• Rows from a dataset
------
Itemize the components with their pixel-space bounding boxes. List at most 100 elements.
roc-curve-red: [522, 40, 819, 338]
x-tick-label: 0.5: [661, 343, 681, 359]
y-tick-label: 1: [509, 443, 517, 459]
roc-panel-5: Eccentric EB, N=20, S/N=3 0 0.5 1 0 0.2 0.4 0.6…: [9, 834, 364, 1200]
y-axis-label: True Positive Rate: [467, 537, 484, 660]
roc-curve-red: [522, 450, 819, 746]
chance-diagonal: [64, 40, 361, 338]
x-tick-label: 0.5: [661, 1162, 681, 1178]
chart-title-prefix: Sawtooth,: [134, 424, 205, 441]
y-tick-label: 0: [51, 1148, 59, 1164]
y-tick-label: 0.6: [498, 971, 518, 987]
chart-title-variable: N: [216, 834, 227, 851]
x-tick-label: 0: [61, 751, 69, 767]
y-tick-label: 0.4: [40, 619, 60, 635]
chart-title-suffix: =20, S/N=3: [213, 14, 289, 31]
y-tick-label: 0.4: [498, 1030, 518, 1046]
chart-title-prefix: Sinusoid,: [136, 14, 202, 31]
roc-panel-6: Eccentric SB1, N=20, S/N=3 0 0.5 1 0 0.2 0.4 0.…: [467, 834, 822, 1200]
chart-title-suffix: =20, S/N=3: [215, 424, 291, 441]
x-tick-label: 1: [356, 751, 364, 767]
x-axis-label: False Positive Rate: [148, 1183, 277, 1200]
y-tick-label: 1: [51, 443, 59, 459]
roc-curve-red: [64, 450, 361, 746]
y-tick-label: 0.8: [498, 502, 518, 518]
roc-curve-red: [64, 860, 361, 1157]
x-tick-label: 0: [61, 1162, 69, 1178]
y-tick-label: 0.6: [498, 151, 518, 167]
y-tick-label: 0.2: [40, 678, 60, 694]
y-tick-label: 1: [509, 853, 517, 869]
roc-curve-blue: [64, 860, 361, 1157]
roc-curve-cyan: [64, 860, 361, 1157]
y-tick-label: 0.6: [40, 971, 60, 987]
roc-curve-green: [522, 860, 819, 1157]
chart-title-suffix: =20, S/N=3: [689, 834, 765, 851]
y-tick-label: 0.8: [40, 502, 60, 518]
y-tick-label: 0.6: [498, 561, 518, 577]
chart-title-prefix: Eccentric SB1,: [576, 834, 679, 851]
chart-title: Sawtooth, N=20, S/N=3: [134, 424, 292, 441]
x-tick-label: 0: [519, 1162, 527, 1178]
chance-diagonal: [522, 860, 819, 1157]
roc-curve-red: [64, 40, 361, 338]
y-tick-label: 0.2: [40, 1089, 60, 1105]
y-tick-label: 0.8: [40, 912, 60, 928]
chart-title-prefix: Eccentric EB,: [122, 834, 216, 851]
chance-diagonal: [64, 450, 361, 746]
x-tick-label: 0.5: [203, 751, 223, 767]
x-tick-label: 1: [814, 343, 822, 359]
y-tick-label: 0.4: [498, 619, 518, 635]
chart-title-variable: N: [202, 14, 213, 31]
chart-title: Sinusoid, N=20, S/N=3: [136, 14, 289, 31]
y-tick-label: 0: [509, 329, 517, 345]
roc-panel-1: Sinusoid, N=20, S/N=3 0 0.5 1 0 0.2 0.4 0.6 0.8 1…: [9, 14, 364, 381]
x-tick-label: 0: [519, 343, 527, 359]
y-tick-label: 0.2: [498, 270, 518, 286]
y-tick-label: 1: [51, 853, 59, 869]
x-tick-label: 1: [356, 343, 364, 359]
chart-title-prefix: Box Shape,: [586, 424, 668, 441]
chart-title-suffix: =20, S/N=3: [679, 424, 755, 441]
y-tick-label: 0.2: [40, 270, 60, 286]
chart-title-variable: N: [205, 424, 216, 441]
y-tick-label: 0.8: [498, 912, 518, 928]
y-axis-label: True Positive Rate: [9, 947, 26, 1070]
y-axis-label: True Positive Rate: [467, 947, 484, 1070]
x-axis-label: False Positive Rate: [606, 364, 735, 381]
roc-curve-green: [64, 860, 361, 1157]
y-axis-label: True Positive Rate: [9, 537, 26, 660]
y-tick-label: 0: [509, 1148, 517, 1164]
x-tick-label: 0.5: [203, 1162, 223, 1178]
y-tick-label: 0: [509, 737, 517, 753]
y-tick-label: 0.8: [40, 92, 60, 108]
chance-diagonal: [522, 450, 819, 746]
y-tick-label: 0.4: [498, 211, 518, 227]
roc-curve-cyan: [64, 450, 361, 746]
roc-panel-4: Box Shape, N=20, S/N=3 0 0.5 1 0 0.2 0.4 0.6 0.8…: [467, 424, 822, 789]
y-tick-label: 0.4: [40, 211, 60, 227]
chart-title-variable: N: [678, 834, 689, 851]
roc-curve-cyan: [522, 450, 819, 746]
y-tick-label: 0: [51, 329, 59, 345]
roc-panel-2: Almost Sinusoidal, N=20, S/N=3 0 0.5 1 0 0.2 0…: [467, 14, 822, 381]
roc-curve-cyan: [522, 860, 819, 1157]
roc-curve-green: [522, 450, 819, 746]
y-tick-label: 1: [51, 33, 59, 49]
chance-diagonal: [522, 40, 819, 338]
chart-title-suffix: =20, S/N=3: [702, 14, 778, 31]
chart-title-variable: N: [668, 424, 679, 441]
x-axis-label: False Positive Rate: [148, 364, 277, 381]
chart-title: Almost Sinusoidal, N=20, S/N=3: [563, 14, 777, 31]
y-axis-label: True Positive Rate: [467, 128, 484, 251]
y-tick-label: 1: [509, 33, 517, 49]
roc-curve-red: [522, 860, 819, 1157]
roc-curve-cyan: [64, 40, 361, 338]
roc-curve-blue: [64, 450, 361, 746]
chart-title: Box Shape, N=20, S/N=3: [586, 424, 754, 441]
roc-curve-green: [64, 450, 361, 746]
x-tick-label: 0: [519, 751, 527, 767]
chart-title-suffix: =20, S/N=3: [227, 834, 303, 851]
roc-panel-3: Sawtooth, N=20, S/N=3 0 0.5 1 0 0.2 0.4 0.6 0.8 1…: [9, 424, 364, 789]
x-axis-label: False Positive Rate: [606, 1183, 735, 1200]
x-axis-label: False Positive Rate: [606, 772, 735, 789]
------
Rewrite the rows above, putting "False Alarm Rate" in place of every "False Positive Rate" and leaving all else as it is.

Itemize the components with their pixel-space bounding boxes. List at most 100 elements.
roc-curve-red: [522, 40, 819, 338]
x-tick-label: 0.5: [661, 343, 681, 359]
y-tick-label: 1: [509, 443, 517, 459]
roc-panel-5: Eccentric EB, N=20, S/N=3 0 0.5 1 0 0.2 0.4 0.6…: [9, 834, 364, 1200]
y-axis-label: True Positive Rate: [467, 537, 484, 660]
roc-curve-red: [522, 450, 819, 746]
chance-diagonal: [64, 40, 361, 338]
x-tick-label: 0.5: [661, 1162, 681, 1178]
chart-title-prefix: Sawtooth,: [134, 424, 205, 441]
y-tick-label: 0: [51, 1148, 59, 1164]
y-tick-label: 0.6: [498, 971, 518, 987]
chart-title-variable: N: [216, 834, 227, 851]
x-tick-label: 0: [61, 751, 69, 767]
y-tick-label: 0.4: [40, 619, 60, 635]
chart-title-suffix: =20, S/N=3: [213, 14, 289, 31]
y-tick-label: 0.4: [498, 1030, 518, 1046]
chart-title-prefix: Sinusoid,: [136, 14, 202, 31]
roc-panel-6: Eccentric SB1, N=20, S/N=3 0 0.5 1 0 0.2 0.4 0.…: [467, 834, 822, 1200]
chart-title-suffix: =20, S/N=3: [215, 424, 291, 441]
x-tick-label: 1: [356, 751, 364, 767]
x-axis-label: False Alarm Rate: [148, 1183, 277, 1200]
y-tick-label: 1: [51, 443, 59, 459]
roc-curve-red: [64, 450, 361, 746]
y-tick-label: 0.8: [498, 502, 518, 518]
roc-curve-red: [64, 860, 361, 1157]
x-tick-label: 0: [61, 1162, 69, 1178]
y-tick-label: 0.6: [498, 151, 518, 167]
y-tick-label: 0.2: [40, 678, 60, 694]
y-tick-label: 1: [509, 853, 517, 869]
roc-curve-blue: [64, 860, 361, 1157]
roc-curve-cyan: [64, 860, 361, 1157]
y-tick-label: 0.6: [40, 971, 60, 987]
roc-curve-green: [522, 860, 819, 1157]
chart-title-suffix: =20, S/N=3: [689, 834, 765, 851]
y-tick-label: 0.8: [40, 502, 60, 518]
y-tick-label: 0.6: [498, 561, 518, 577]
chart-title-prefix: Eccentric SB1,: [576, 834, 679, 851]
chart-title: Sawtooth, N=20, S/N=3: [134, 424, 292, 441]
x-tick-label: 0: [519, 1162, 527, 1178]
chance-diagonal: [522, 860, 819, 1157]
roc-curve-red: [64, 40, 361, 338]
y-tick-label: 0.2: [40, 1089, 60, 1105]
y-tick-label: 0.8: [40, 912, 60, 928]
chart-title-prefix: Eccentric EB,: [122, 834, 216, 851]
chance-diagonal: [64, 450, 361, 746]
x-tick-label: 0.5: [203, 751, 223, 767]
x-tick-label: 1: [814, 343, 822, 359]
y-tick-label: 0.4: [498, 619, 518, 635]
chart-title-variable: N: [202, 14, 213, 31]
chart-title: Sinusoid, N=20, S/N=3: [136, 14, 289, 31]
y-tick-label: 0: [509, 329, 517, 345]
roc-panel-1: Sinusoid, N=20, S/N=3 0 0.5 1 0 0.2 0.4 0.6 0.8 1…: [9, 14, 364, 381]
x-tick-label: 0: [519, 343, 527, 359]
y-tick-label: 0.2: [498, 270, 518, 286]
y-tick-label: 1: [51, 853, 59, 869]
x-tick-label: 1: [356, 343, 364, 359]
chart-title-prefix: Box Shape,: [586, 424, 668, 441]
chart-title-suffix: =20, S/N=3: [679, 424, 755, 441]
y-tick-label: 0.2: [40, 270, 60, 286]
chart-title-variable: N: [205, 424, 216, 441]
y-tick-label: 0.8: [498, 912, 518, 928]
y-axis-label: True Positive Rate: [9, 947, 26, 1070]
y-axis-label: True Positive Rate: [467, 947, 484, 1070]
x-axis-label: False Alarm Rate: [606, 364, 735, 381]
roc-curve-green: [64, 860, 361, 1157]
y-axis-label: True Positive Rate: [9, 537, 26, 660]
y-tick-label: 0: [509, 1148, 517, 1164]
x-tick-label: 0.5: [203, 1162, 223, 1178]
y-tick-label: 0: [509, 737, 517, 753]
y-tick-label: 0.8: [40, 92, 60, 108]
chance-diagonal: [522, 450, 819, 746]
y-tick-label: 0.4: [498, 211, 518, 227]
roc-curve-cyan: [64, 450, 361, 746]
roc-panel-4: Box Shape, N=20, S/N=3 0 0.5 1 0 0.2 0.4 0.6 0.8…: [467, 424, 822, 789]
y-tick-label: 0.4: [40, 211, 60, 227]
chart-title-variable: N: [678, 834, 689, 851]
roc-curve-cyan: [522, 450, 819, 746]
y-tick-label: 0: [51, 329, 59, 345]
roc-panel-2: Almost Sinusoidal, N=20, S/N=3 0 0.5 1 0 0.2 0…: [467, 14, 822, 381]
roc-curve-cyan: [522, 860, 819, 1157]
roc-curve-green: [522, 450, 819, 746]
y-tick-label: 1: [51, 33, 59, 49]
chance-diagonal: [522, 40, 819, 338]
chart-title-suffix: =20, S/N=3: [702, 14, 778, 31]
chart-title-variable: N: [668, 424, 679, 441]
x-axis-label: False Alarm Rate: [148, 364, 277, 381]
chart-title: Almost Sinusoidal, N=20, S/N=3: [563, 14, 777, 31]
y-axis-label: True Positive Rate: [467, 128, 484, 251]
y-tick-label: 1: [509, 33, 517, 49]
roc-curve-red: [522, 860, 819, 1157]
roc-curve-cyan: [64, 40, 361, 338]
roc-curve-blue: [64, 450, 361, 746]
chart-title: Box Shape, N=20, S/N=3: [586, 424, 754, 441]
roc-curve-green: [64, 450, 361, 746]
x-tick-label: 0: [519, 751, 527, 767]
chart-title-suffix: =20, S/N=3: [227, 834, 303, 851]
roc-panel-3: Sawtooth, N=20, S/N=3 0 0.5 1 0 0.2 0.4 0.6 0.8 1…: [9, 424, 364, 789]
x-axis-label: False Alarm Rate: [606, 1183, 735, 1200]
x-axis-label: False Alarm Rate: [606, 772, 735, 789]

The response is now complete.